Isolate every line in the data with the string "words" and copy it.

────────────────

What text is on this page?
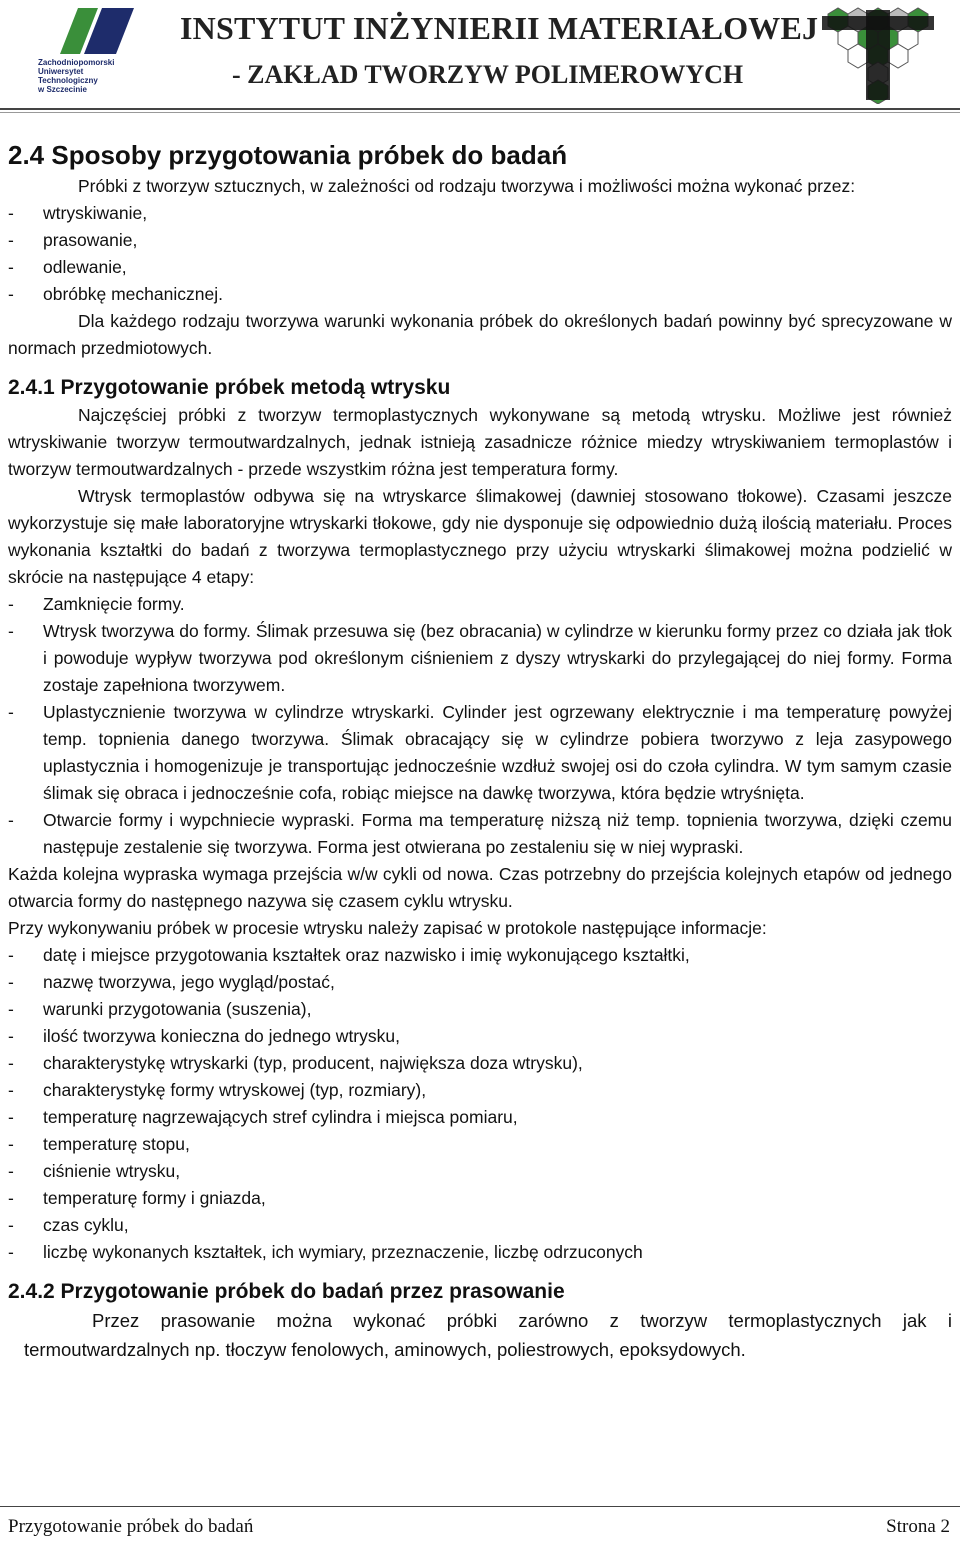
Zachodniopomorski
Uniwersytet
Technologiczny
w Szczecinie
INSTYTUT INŻYNIERII MATERIAŁOWEJ
- ZAKŁAD TWORZYW POLIMEROWYCH
2.4 Sposoby przygotowania próbek do badań
Próbki z tworzyw sztucznych, w zależności od rodzaju tworzywa i możliwości można wykonać przez:
-	wtryskiwanie,
-	prasowanie,
-	odlewanie,
-	obróbkę mechanicznej.
Dla każdego rodzaju tworzywa warunki wykonania próbek do określonych badań powinny być sprecyzowane w normach przedmiotowych.
2.4.1 Przygotowanie próbek metodą wtrysku
Najczęściej próbki z tworzyw termoplastycznych wykonywane są metodą wtrysku. Możliwe jest również wtryskiwanie tworzyw termoutwardzalnych, jednak istnieją zasadnicze różnice miedzy wtryskiwaniem termoplastów i tworzyw termoutwardzalnych - przede wszystkim różna jest temperatura formy.
Wtrysk termoplastów odbywa się na wtryskarce ślimakowej (dawniej stosowano tłokowe). Czasami jeszcze wykorzystuje się małe laboratoryjne wtryskarki tłokowe, gdy nie dysponuje się odpowiednio dużą ilością materiału. Proces wykonania kształtki do badań z tworzywa termoplastycznego przy użyciu wtryskarki ślimakowej można podzielić w skrócie na następujące 4 etapy:
-	Zamknięcie formy.
-	Wtrysk tworzywa do formy. Ślimak przesuwa się (bez obracania) w cylindrze w kierunku formy przez co działa jak tłok i powoduje wypływ tworzywa pod określonym ciśnieniem z dyszy wtryskarki do przylegającej do niej formy. Forma zostaje zapełniona tworzywem.
-	Uplastycznienie tworzywa w cylindrze wtryskarki. Cylinder jest ogrzewany elektrycznie i ma temperaturę powyżej temp. topnienia danego tworzywa. Ślimak obracający się w cylindrze pobiera tworzywo z leja zasypowego uplastycznia i homogenizuje je transportując jednocześnie wzdłuż swojej osi do czoła cylindra. W tym samym czasie ślimak się obraca i jednocześnie cofa, robiąc miejsce na dawkę tworzywa, która będzie wtryśnięta.
-	Otwarcie formy i wypchniecie wypraski. Forma ma temperaturę niższą niż temp. topnienia tworzywa, dzięki czemu następuje zestalenie się tworzywa. Forma jest otwierana po zestaleniu się w niej wypraski.
Każda kolejna wypraska wymaga przejścia w/w cykli od nowa. Czas potrzebny do przejścia kolejnych etapów od jednego otwarcia formy do następnego nazywa się czasem cyklu wtrysku.
Przy wykonywaniu próbek w procesie wtrysku należy zapisać w protokole następujące informacje:
-	datę i miejsce przygotowania kształtek oraz nazwisko i imię wykonującego kształtki,
-	nazwę tworzywa, jego wygląd/postać,
-	warunki przygotowania (suszenia),
-	ilość tworzywa konieczna do jednego wtrysku,
-	charakterystykę wtryskarki (typ, producent, największa doza wtrysku),
-	charakterystykę formy wtryskowej (typ, rozmiary),
-	temperaturę nagrzewających stref cylindra i miejsca pomiaru,
-	temperaturę stopu,
-	ciśnienie wtrysku,
-	temperaturę formy i gniazda,
-	czas cyklu,
-	liczbę wykonanych kształtek, ich wymiary, przeznaczenie, liczbę odrzuconych
2.4.2 Przygotowanie próbek do badań przez prasowanie
Przez prasowanie można wykonać próbki zarówno z tworzyw termoplastycznych jak i termoutwardzalnych np. tłoczyw fenolowych, aminowych, poliestrowych, epoksydowych.
Przygotowanie próbek do badań	Strona 2
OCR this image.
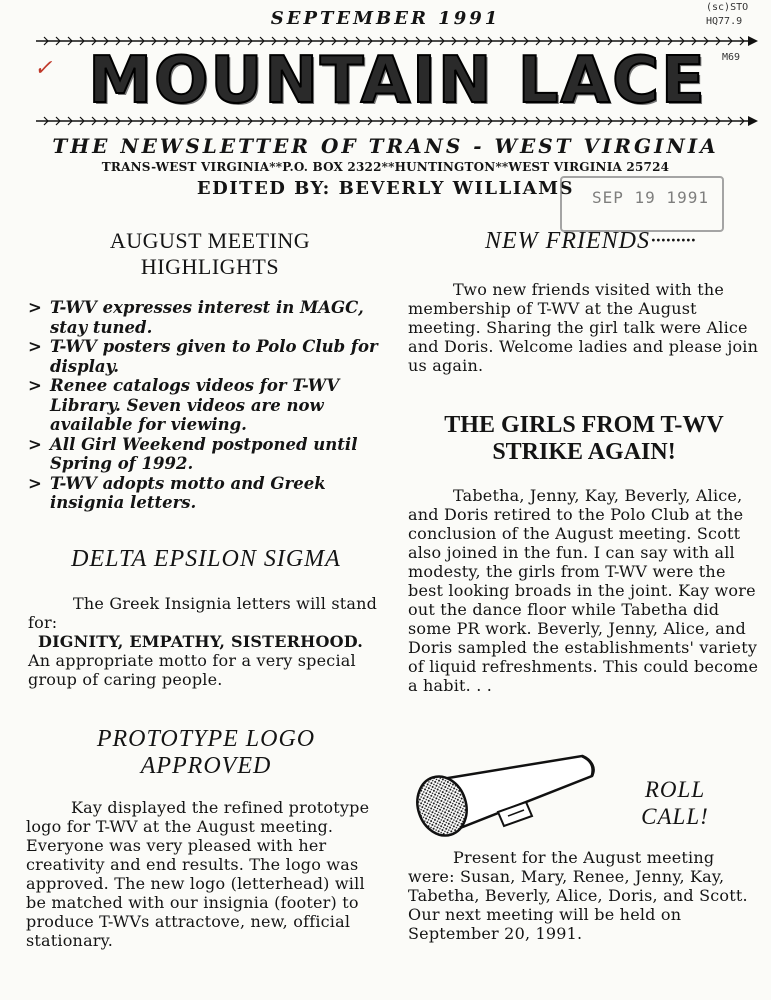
SEPTEMBER 1991
(sc)STO
HQ77.9
M69
✓ MOUNTAIN LACE
THE NEWSLETTER OF TRANS - WEST VIRGINIA
TRANS-WEST VIRGINIA**P.O. BOX 2322**HUNTINGTON**WEST VIRGINIA 25724
EDITED BY: BEVERLY WILLIAMS	SEP 19 1991
AUGUST MEETING
HIGHLIGHTS
> T-WV expresses interest in MAGC, stay tuned.
> T-WV posters given to Polo Club for display.
> Renee catalogs videos for T-WV Library. Seven videos are now available for viewing.
> All Girl Weekend postponed until Spring of 1992.
> T-WV adopts motto and Greek insignia letters.
DELTA EPSILON SIGMA

The Greek Insignia letters will stand for:

DIGNITY, EMPATHY, SISTERHOOD.

An appropriate motto for a very special group of caring people.

PROTOTYPE LOGO
APPROVED

Kay displayed the refined prototype logo for T-WV at the August meeting. Everyone was very pleased with her creativity and end results. The logo was approved. The new logo (letterhead) will be matched with our insignia (footer) to produce T-WVs attractove, new, official stationary.

NEW FRIENDS·········

Two new friends visited with the membership of T-WV at the August meeting. Sharing the girl talk were Alice and Doris. Welcome ladies and please join us again.

THE GIRLS FROM T-WV
STRIKE AGAIN!

Tabetha, Jenny, Kay, Beverly, Alice, and Doris retired to the Polo Club at the conclusion of the August meeting. Scott also joined in the fun. I can say with all modesty, the girls from T-WV were the best looking broads in the joint. Kay wore out the dance floor while Tabetha did some PR work. Beverly, Jenny, Alice, and Doris sampled the establishments' variety of liquid refreshments. This could become a habit. . .

ROLL
CALL!

Present for the August meeting were: Susan, Mary, Renee, Jenny, Kay, Tabetha, Beverly, Alice, Doris, and Scott. Our next meeting will be held on September 20, 1991.
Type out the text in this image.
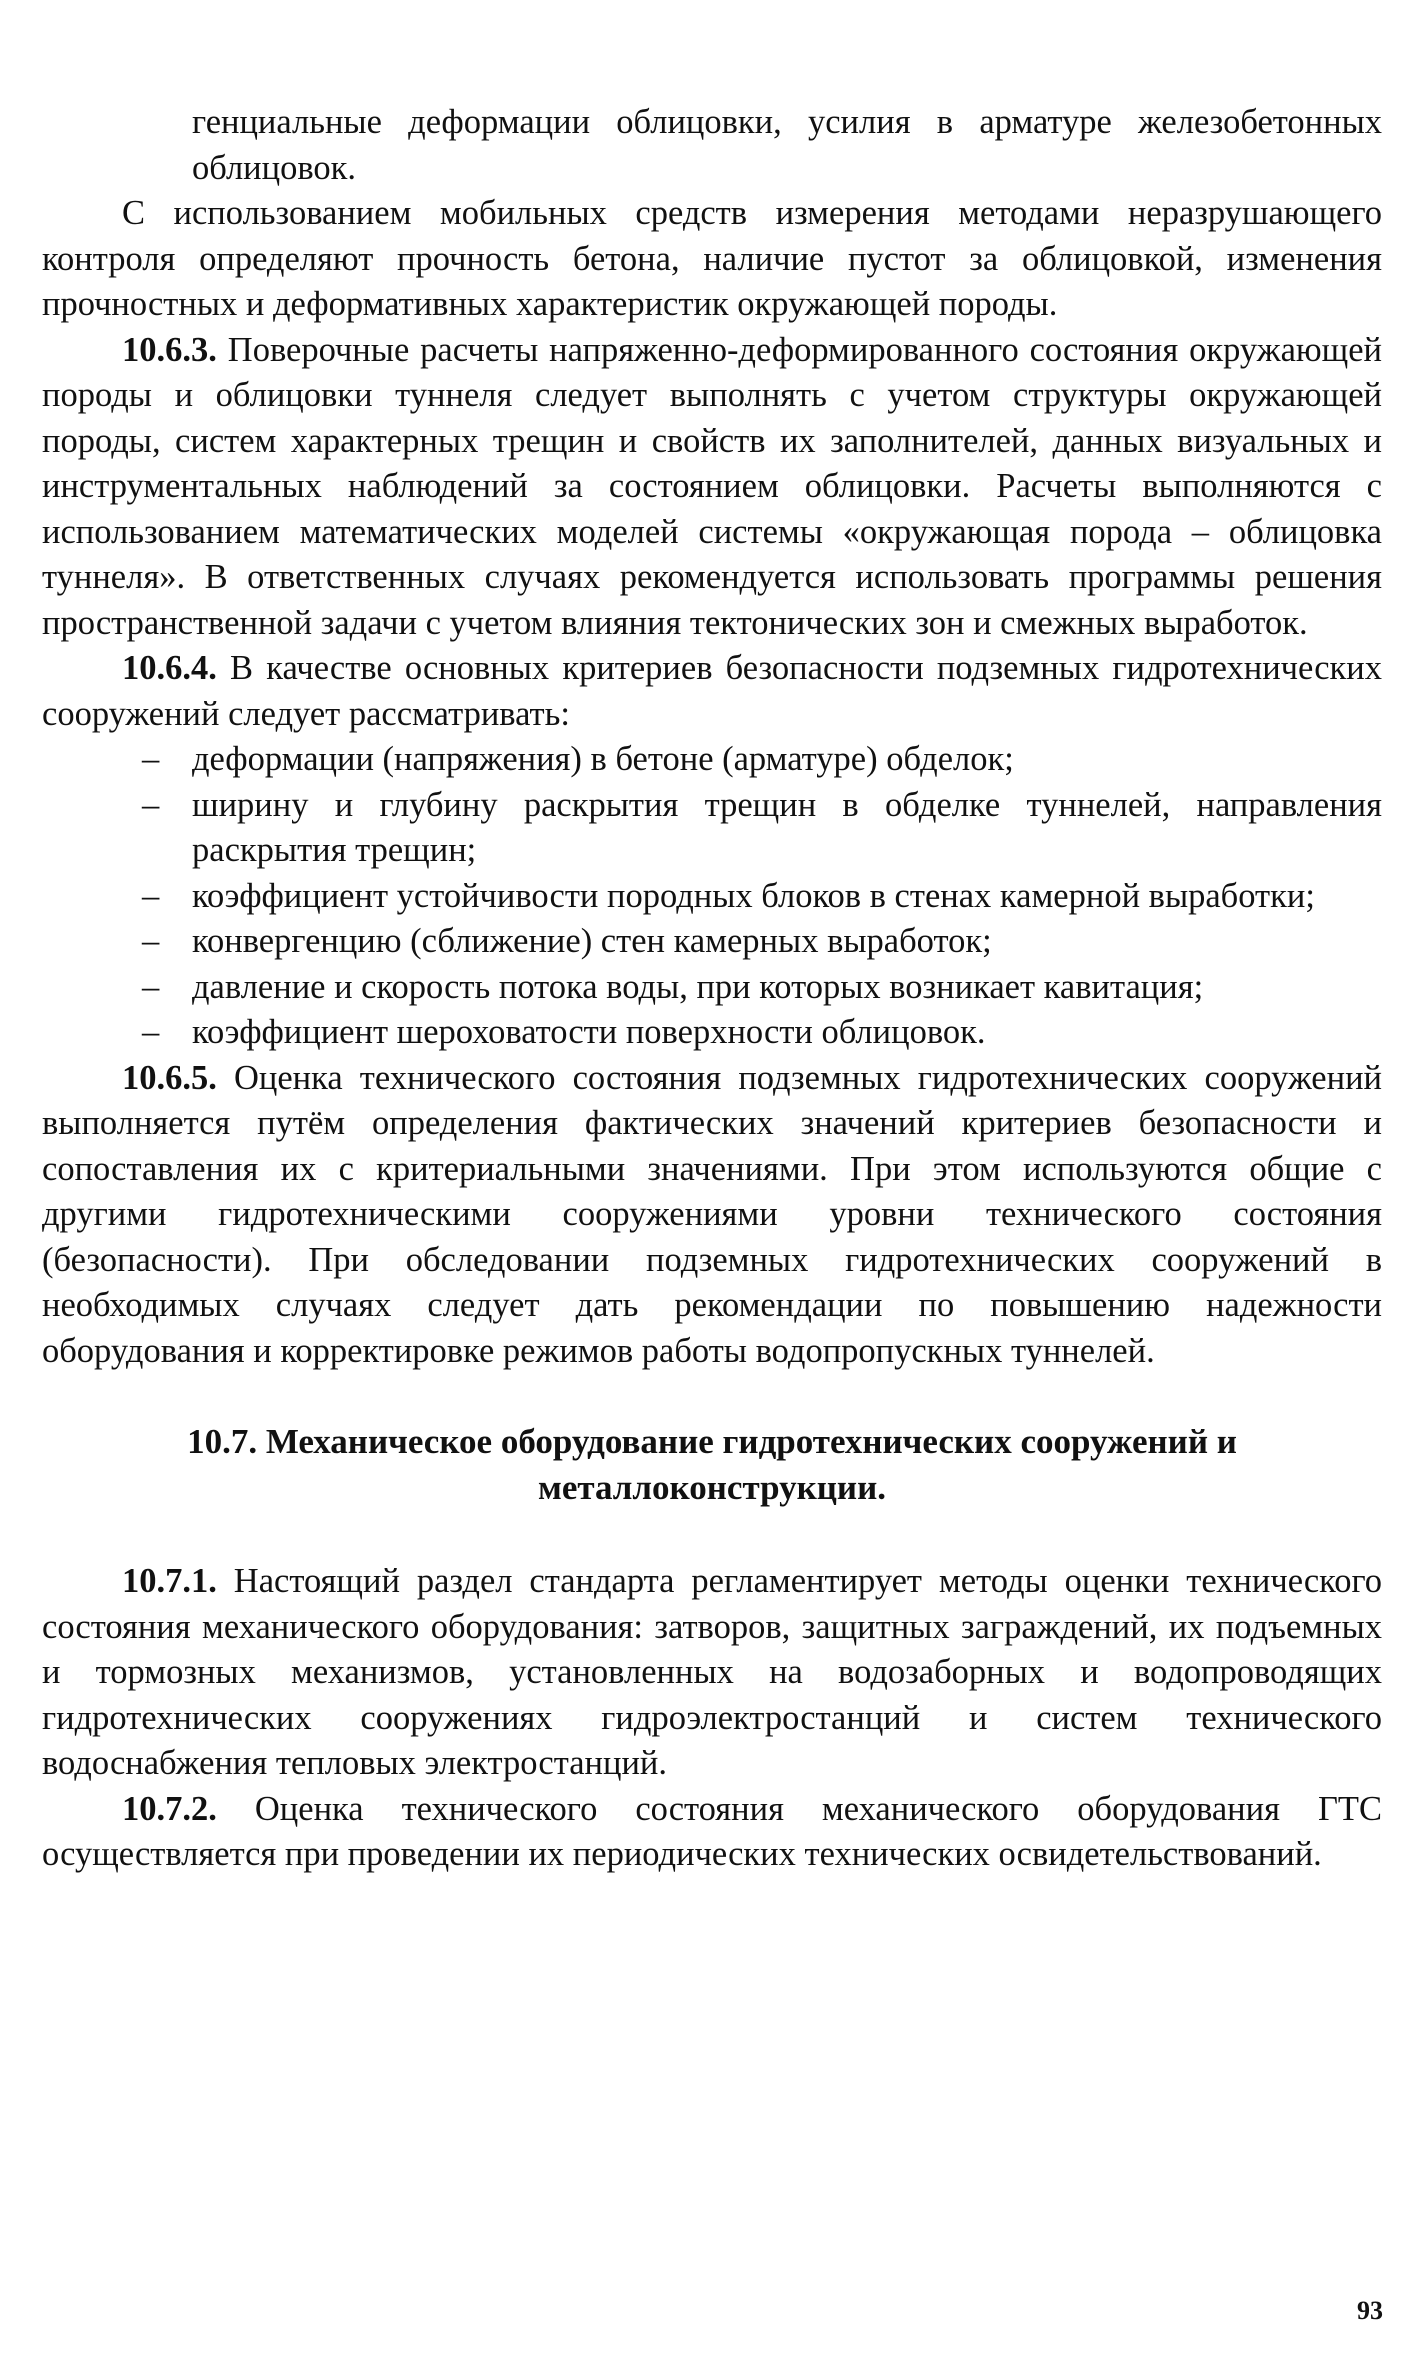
генциальные деформации облицовки, усилия в арматуре железобетонных облицовок.

С использованием мобильных средств измерения методами неразрушающего контроля определяют прочность бетона, наличие пустот за облицовкой, изменения прочностных и деформативных характеристик окружающей породы.

10.6.3. Поверочные расчеты напряженно-деформированного состояния окружающей породы и облицовки туннеля следует выполнять с учетом структуры окружающей породы, систем характерных трещин и свойств их заполнителей, данных визуальных и инструментальных наблюдений за состоянием облицовки. Расчеты выполняются с использованием математических моделей системы «окружающая порода – облицовка туннеля». В ответственных случаях рекомендуется использовать программы решения пространственной задачи с учетом влияния тектонических зон и смежных выработок.

10.6.4. В качестве основных критериев безопасности подземных гидротехнических сооружений следует рассматривать:

– деформации (напряжения) в бетоне (арматуре) обделок;
– ширину и глубину раскрытия трещин в обделке туннелей, направления раскрытия трещин;
– коэффициент устойчивости породных блоков в стенах камерной выработки;
– конвергенцию (сближение) стен камерных выработок;
– давление и скорость потока воды, при которых возникает кавитация;
– коэффициент шероховатости поверхности облицовок.

10.6.5. Оценка технического состояния подземных гидротехнических сооружений выполняется путём определения фактических значений критериев безопасности и сопоставления их с критериальными значениями. При этом используются общие с другими гидротехническими сооружениями уровни технического состояния (безопасности). При обследовании подземных гидротехнических сооружений в необходимых случаях следует дать рекомендации по повышению надежности оборудования и корректировке режимов работы водопропускных туннелей.

10.7. Механическое оборудование гидротехнических сооружений и
металлоконструкции.

10.7.1. Настоящий раздел стандарта регламентирует методы оценки технического состояния механического оборудования: затворов, защитных заграждений, их подъемных и тормозных механизмов, установленных на водозаборных и водопроводящих гидротехнических сооружениях гидроэлектростанций и систем технического водоснабжения тепловых электростанций.

10.7.2. Оценка технического состояния механического оборудования ГТС осуществляется при проведении их периодических технических освидетельствований.

93
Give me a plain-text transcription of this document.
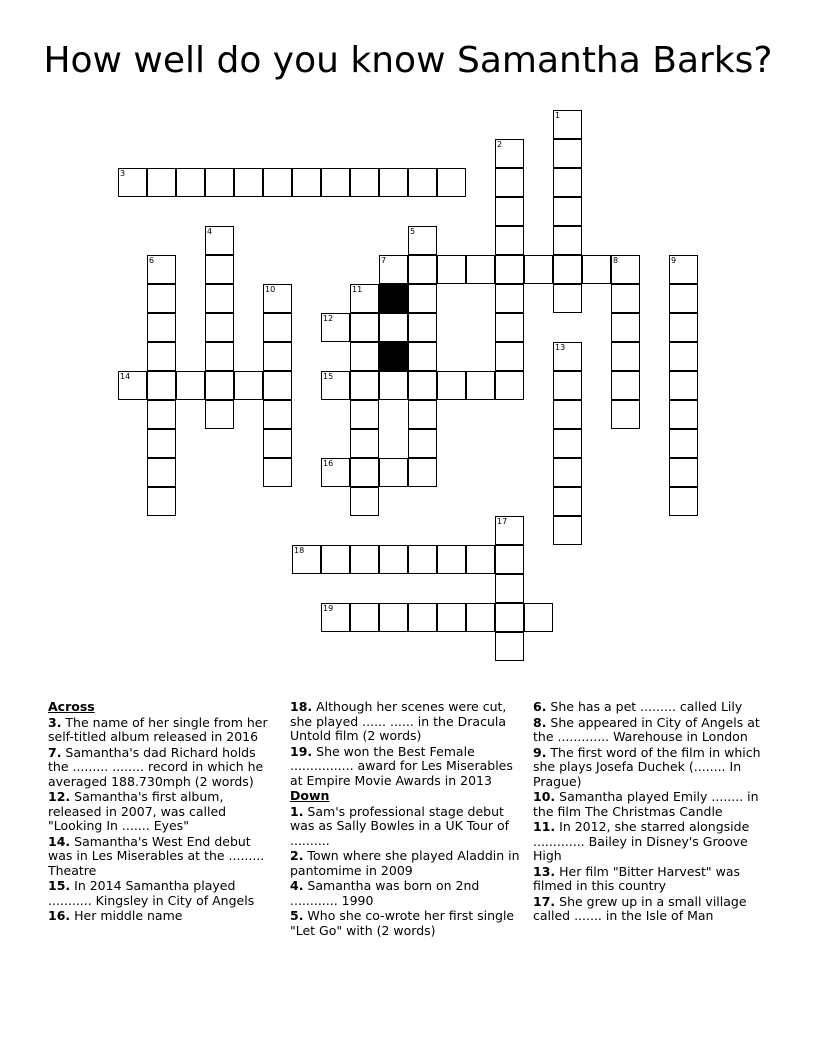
How well do you know Samantha Barks?
1
2
3
4	5
6	7	8	9
10	11
12
13
14	15
16
17
18
19
Across
3. The name of her single from her self-titled album released in 2016
7. Samantha's dad Richard holds the ......... ........ record in which he averaged 188.730mph (2 words)
12. Samantha's first album, released in 2007, was called "Looking In ....... Eyes"
14. Samantha's West End debut was in Les Miserables at the ......... Theatre
15. In 2014 Samantha played ........... Kingsley in City of Angels
16. Her middle name
18. Although her scenes were cut, she played ...... ...... in the Dracula Untold film (2 words)
19. She won the Best Female ................ award for Les Miserables at Empire Movie Awards in 2013
Down
1. Sam's professional stage debut was as Sally Bowles in a UK Tour of ..........
2. Town where she played Aladdin in pantomime in 2009
4. Samantha was born on 2nd ............ 1990
5. Who she co-wrote her first single "Let Go" with (2 words)
6. She has a pet ......... called Lily
8. She appeared in City of Angels at the ............. Warehouse in London
9. The first word of the film in which she plays Josefa Duchek (........ In Prague)
10. Samantha played Emily ........ in the film The Christmas Candle
11. In 2012, she starred alongside ............. Bailey in Disney's Groove High
13. Her film "Bitter Harvest" was filmed in this country
17. She grew up in a small village called ....... in the Isle of Man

────────────────

## Exercise response
7. Samantha's dad Richard holds the ......... ........ record in which he averaged 188.730mph (2 words)
18. Although her scenes were cut, she played ...... ...... in the Dracula Untold film (2 words)
5. Who she co-wrote her first single "Let Go" with (2 words)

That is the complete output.